* start RECORDS FOR THIS TASK *

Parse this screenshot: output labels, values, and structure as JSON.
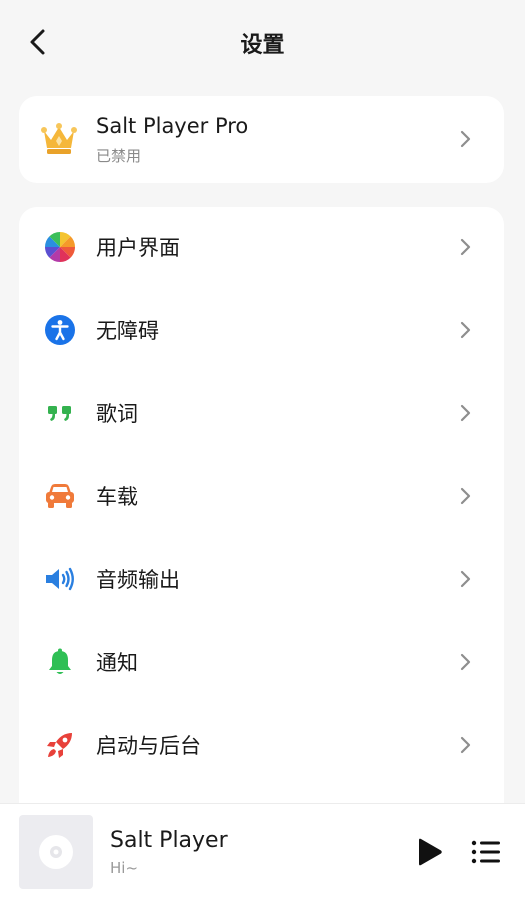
{
  "header": {
    "title": "设置"
  },
  "pro": {
    "title": "Salt Player Pro",
    "status": "已禁用"
  },
  "settings": {
    "items": [
      {
        "label": "用户界面",
        "icon": "color-wheel-icon"
      },
      {
        "label": "无障碍",
        "icon": "accessibility-icon"
      },
      {
        "label": "歌词",
        "icon": "quote-icon"
      },
      {
        "label": "车载",
        "icon": "car-icon"
      },
      {
        "label": "音频输出",
        "icon": "speaker-icon"
      },
      {
        "label": "通知",
        "icon": "bell-icon"
      },
      {
        "label": "启动与后台",
        "icon": "rocket-icon"
      }
    ]
  },
  "player": {
    "title": "Salt Player",
    "subtitle": "Hi~"
  },
  "colors": {
    "accessibility": "#1a73e8",
    "lyrics": "#34b24f",
    "car": "#f07a3a",
    "speaker": "#2a7fe0",
    "bell": "#2fbf55",
    "rocket": "#e8413a",
    "crown": "#f5b73a"
  }
}
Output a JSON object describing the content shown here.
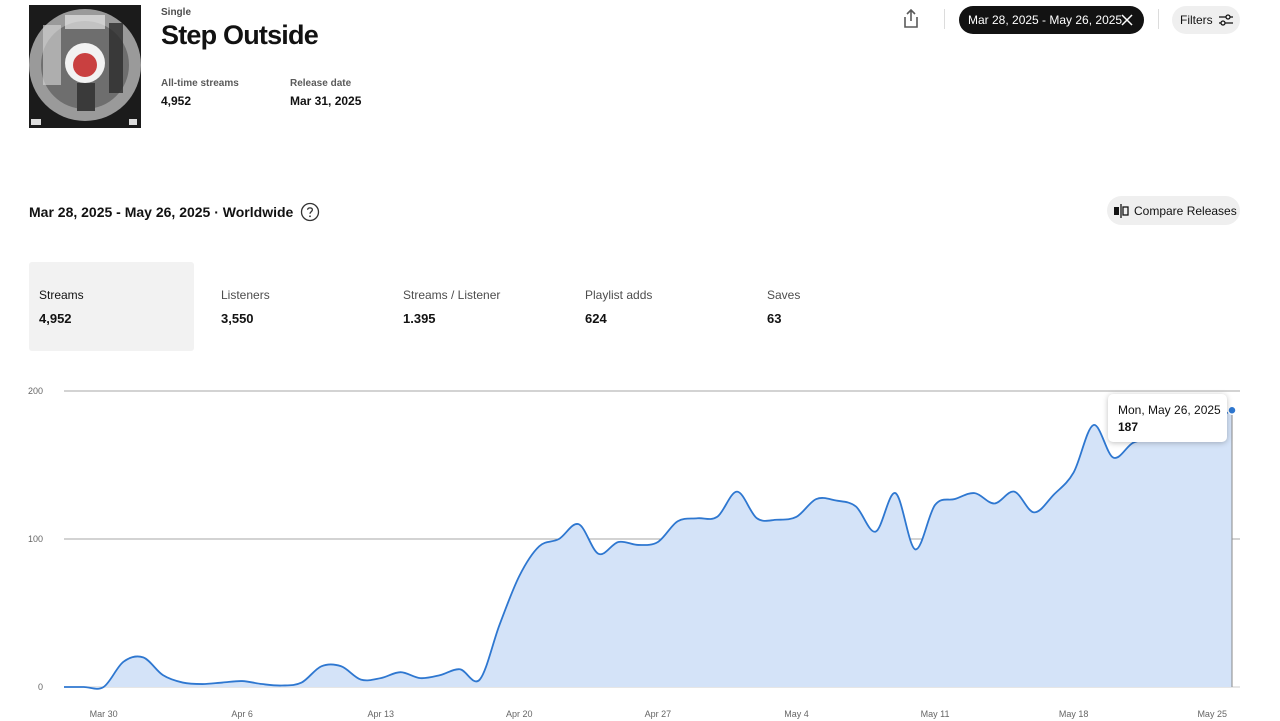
{
  "release": {
    "type": "Single",
    "title": "Step Outside",
    "all_time_label": "All-time streams",
    "all_time_value": "4,952",
    "release_date_label": "Release date",
    "release_date_value": "Mar 31, 2025"
  },
  "toolbar": {
    "date_range": "Mar 28, 2025 - May 26, 2025",
    "filters_label": "Filters"
  },
  "section": {
    "title": "Mar 28, 2025 - May 26, 2025 · Worldwide",
    "compare_label": "Compare Releases"
  },
  "metrics": [
    {
      "label": "Streams",
      "value": "4,952"
    },
    {
      "label": "Listeners",
      "value": "3,550"
    },
    {
      "label": "Streams / Listener",
      "value": "1.395"
    },
    {
      "label": "Playlist adds",
      "value": "624"
    },
    {
      "label": "Saves",
      "value": "63"
    }
  ],
  "tooltip": {
    "date": "Mon, May 26, 2025",
    "value": "187"
  },
  "colors": {
    "line": "#2e77d0",
    "fill": "#d4e3f8",
    "active_bg": "#f2f2f2"
  },
  "chart_data": {
    "type": "area",
    "ylim": [
      0,
      200
    ],
    "y_ticks": [
      "0",
      "100",
      "200"
    ],
    "x_tick_labels": [
      "Mar 30",
      "Apr 6",
      "Apr 13",
      "Apr 20",
      "Apr 27",
      "May 4",
      "May 11",
      "May 18",
      "May 25"
    ],
    "x_tick_index": [
      2,
      9,
      16,
      23,
      30,
      37,
      44,
      51,
      58
    ],
    "highlight_index": 59,
    "values": [
      0,
      0,
      0,
      17,
      20,
      8,
      3,
      2,
      3,
      4,
      2,
      1,
      3,
      14,
      14,
      5,
      6,
      10,
      6,
      8,
      12,
      5,
      42,
      75,
      95,
      100,
      110,
      90,
      98,
      96,
      98,
      112,
      114,
      115,
      132,
      114,
      113,
      115,
      127,
      126,
      122,
      105,
      131,
      93,
      123,
      127,
      131,
      124,
      132,
      118,
      130,
      145,
      177,
      155,
      165,
      168,
      172,
      175,
      180,
      187
    ]
  }
}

* end RECORDS FOR THIS TASK *

◆ REQUEST
Copy the records word for word, leaving no picture in the copy.

◆ TASK OUTPUT
Parse this screenshot: output labels, values, and structure as JSON.
{
  "header": {
    "title": "设置"
  },
  "pro": {
    "title": "Salt Player Pro",
    "status": "已禁用"
  },
  "settings": {
    "items": [
      {
        "label": "用户界面",
        "icon": "color-wheel-icon"
      },
      {
        "label": "无障碍",
        "icon": "accessibility-icon"
      },
      {
        "label": "歌词",
        "icon": "quote-icon"
      },
      {
        "label": "车载",
        "icon": "car-icon"
      },
      {
        "label": "音频输出",
        "icon": "speaker-icon"
      },
      {
        "label": "通知",
        "icon": "bell-icon"
      },
      {
        "label": "启动与后台",
        "icon": "rocket-icon"
      }
    ]
  },
  "player": {
    "title": "Salt Player",
    "subtitle": "Hi~"
  },
  "colors": {
    "accessibility": "#1a73e8",
    "lyrics": "#34b24f",
    "car": "#f07a3a",
    "speaker": "#2a7fe0",
    "bell": "#2fbf55",
    "rocket": "#e8413a",
    "crown": "#f5b73a"
  }
}
Output a JSON object describing the content shown here.
{
  "release": {
    "type": "Single",
    "title": "Step Outside",
    "all_time_label": "All-time streams",
    "all_time_value": "4,952",
    "release_date_label": "Release date",
    "release_date_value": "Mar 31, 2025"
  },
  "toolbar": {
    "date_range": "Mar 28, 2025 - May 26, 2025",
    "filters_label": "Filters"
  },
  "section": {
    "title": "Mar 28, 2025 - May 26, 2025 · Worldwide",
    "compare_label": "Compare Releases"
  },
  "metrics": [
    {
      "label": "Streams",
      "value": "4,952"
    },
    {
      "label": "Listeners",
      "value": "3,550"
    },
    {
      "label": "Streams / Listener",
      "value": "1.395"
    },
    {
      "label": "Playlist adds",
      "value": "624"
    },
    {
      "label": "Saves",
      "value": "63"
    }
  ],
  "tooltip": {
    "date": "Mon, May 26, 2025",
    "value": "187"
  },
  "colors": {
    "line": "#2e77d0",
    "fill": "#d4e3f8",
    "active_bg": "#f2f2f2"
  },
  "chart_data": {
    "type": "area",
    "ylim": [
      0,
      200
    ],
    "y_ticks": [
      "0",
      "100",
      "200"
    ],
    "x_tick_labels": [
      "Mar 30",
      "Apr 6",
      "Apr 13",
      "Apr 20",
      "Apr 27",
      "May 4",
      "May 11",
      "May 18",
      "May 25"
    ],
    "x_tick_index": [
      2,
      9,
      16,
      23,
      30,
      37,
      44,
      51,
      58
    ],
    "highlight_index": 59,
    "values": [
      0,
      0,
      0,
      17,
      20,
      8,
      3,
      2,
      3,
      4,
      2,
      1,
      3,
      14,
      14,
      5,
      6,
      10,
      6,
      8,
      12,
      5,
      42,
      75,
      95,
      100,
      110,
      90,
      98,
      96,
      98,
      112,
      114,
      115,
      132,
      114,
      113,
      115,
      127,
      126,
      122,
      105,
      131,
      93,
      123,
      127,
      131,
      124,
      132,
      118,
      130,
      145,
      177,
      155,
      165,
      168,
      172,
      175,
      180,
      187
    ]
  }
}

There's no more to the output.